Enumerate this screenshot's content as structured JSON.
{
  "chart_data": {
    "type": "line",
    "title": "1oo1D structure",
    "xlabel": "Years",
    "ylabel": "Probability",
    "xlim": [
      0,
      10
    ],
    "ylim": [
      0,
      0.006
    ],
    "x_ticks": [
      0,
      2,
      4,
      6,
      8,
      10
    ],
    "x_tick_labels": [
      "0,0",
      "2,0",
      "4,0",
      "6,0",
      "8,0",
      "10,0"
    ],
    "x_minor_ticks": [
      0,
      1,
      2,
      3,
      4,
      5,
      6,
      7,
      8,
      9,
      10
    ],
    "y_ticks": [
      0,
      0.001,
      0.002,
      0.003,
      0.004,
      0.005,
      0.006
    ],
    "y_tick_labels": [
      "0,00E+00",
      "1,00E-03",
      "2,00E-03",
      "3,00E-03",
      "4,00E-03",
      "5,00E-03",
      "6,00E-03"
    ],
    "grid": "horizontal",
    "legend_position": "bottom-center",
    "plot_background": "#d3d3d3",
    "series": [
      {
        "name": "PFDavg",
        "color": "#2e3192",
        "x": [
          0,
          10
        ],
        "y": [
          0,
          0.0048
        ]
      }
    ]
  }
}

• WHAT IS BEING ASKED: Restate all of the entries above precisely.

• TASK ANSWER:
Enumerate this screenshot's content as structured JSON.
{
  "chart_data": {
    "type": "line",
    "title": "1oo1D structure",
    "xlabel": "Years",
    "ylabel": "Probability",
    "xlim": [
      0,
      10
    ],
    "ylim": [
      0,
      0.006
    ],
    "x_ticks": [
      0,
      2,
      4,
      6,
      8,
      10
    ],
    "x_tick_labels": [
      "0,0",
      "2,0",
      "4,0",
      "6,0",
      "8,0",
      "10,0"
    ],
    "x_minor_ticks": [
      0,
      1,
      2,
      3,
      4,
      5,
      6,
      7,
      8,
      9,
      10
    ],
    "y_ticks": [
      0,
      0.001,
      0.002,
      0.003,
      0.004,
      0.005,
      0.006
    ],
    "y_tick_labels": [
      "0,00E+00",
      "1,00E-03",
      "2,00E-03",
      "3,00E-03",
      "4,00E-03",
      "5,00E-03",
      "6,00E-03"
    ],
    "grid": "horizontal",
    "legend_position": "bottom-center",
    "plot_background": "#d3d3d3",
    "series": [
      {
        "name": "PFDavg",
        "color": "#2e3192",
        "x": [
          0,
          10
        ],
        "y": [
          0,
          0.0048
        ]
      }
    ]
  }
}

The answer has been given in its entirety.